# Poking holes and cutting corners in a quantum computer

Just as normal computers do useful stuff by meddling with bits, quantum computers will do it by meddling with qubits.

I and some others wrote a paper about some new ways to do that meddling, recently published in the journal Phys. Rev. X (free version here). This article is a layman’s introduction to the basics of what we did (as well as many other things that we build upon).

#### Qubits, and why they aren’t bits

A bit is a thing that’s either 0 or 1. A qubit is the same, except that it can be indecisive. It might be 0, it might be 1, or it might be both as a so-called quantum superposition.

What does it mean for something to be 0 and 1 at the same time? It sounds weird and magical. And I don’t like it when science sounds magical!

So let’s describe bits a little differently. Instead of 0 and 1, let’s call the two states up and down. This doesn’t change anything important: 0 and 1 are only labels anyway.

But it does change something. It changes how we think about the bits. If there is up and down, why not left and right? Why now forward and backward?

A simple bit is not complicated enough for these things to make sense. It just lives in a 1D world of up and down.

But qubits are complicated by quantumness. And this gives them the freedom to spread out. For qubits, left does make sense. It is a particular kind of superposition state. And right is another, and completely opposite superposition.
§ §
- Tasks -
**A)** Return the passage of the quantum computing article from "A bit is a thing" up to and including "only labels anyway.", copied word for word.
**B)** Supply the next part of the article on qubits and quantum computers, picking up after its final sentence.

- Collected material -
§ §
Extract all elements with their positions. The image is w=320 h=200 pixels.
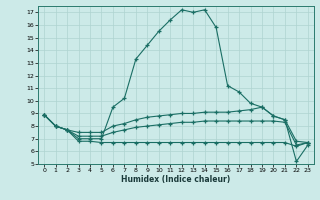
X-axis label: Humidex (Indice chaleur): Humidex (Indice chaleur) — [121, 175, 231, 184]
§ §
- Exercise results -
**A)**
A bit is a thing that’s either 0 or 1. A qubit is the same, except that it can be indecisive. It might be 0, it might be 1, or it might be both as a so-called quantum superposition.

What does it mean for something to be 0 and 1 at the same time? It sounds weird and magical. And I don’t like it when science sounds magical!

So let’s describe bits a little differently. Instead of 0 and 1, let’s call the two states up and down. This doesn’t change anything important: 0 and 1 are only labels anyway.

**B)**
Forward and backward are two other possible ways that you can have a superposition of up and down. So now we have six states, all labelled by nice and easily understandable directions.

#### Qubits, and why they aren’t dice

A bit is like a coin. Both have only two possible states: 0 and 1 for the former and heads and tails for the latter.

Qubits have six states that we’ve talked about so far. Just like dice. But qubits are far more complicated than dice. Though all qubit states are equal, some are more equal than others.

The end of equality comes when we want to measure them. Whenever you measure a qubit, you have to go back to imagining that only two of the possible states are weird, and everything else is quantum nonsense.

So you could ask the qubit if it is up or down. The laws of physics will force it to answer one way or the other. If it was up, it will obviously answer that. But what if it was left? In this case, the qubit must randomly decide which to be. And then it will forget that it was ever anything else.

Another very important way that qubits differ from dice is that qubits aren’t limited to these six states. They are allowed to roam all the infinite possible directions. But we will not let our qubits be quite so free in this article. Not on purpose, anyway.

#### Clifford, the big red group

If you only have one bit, and you want to do something to it, you are very limited. You could do a so-called NOT gate, which rotates 0 to 1 and 1 to 0. But that’s about it.

Once you let quantumness in, the floodgates open. You are able to do any of the infinite number of possible rotations from up and down to any other possible pair of opposing rotations.

But infinity is a big number. Not only is it a lot of operations to fit in our brain, it is a lot to work out how to do without making mistakes. What if we overshoot a little on our rotation, for example? That would be another, equally valid rotation.

The qubit can’t tell the difference between what we did and what we wanted to do. So our mistake cannot be detected and removed. This is a serious issue. Any errors, no matter how small, will seriously impact our ability to do useful stuff.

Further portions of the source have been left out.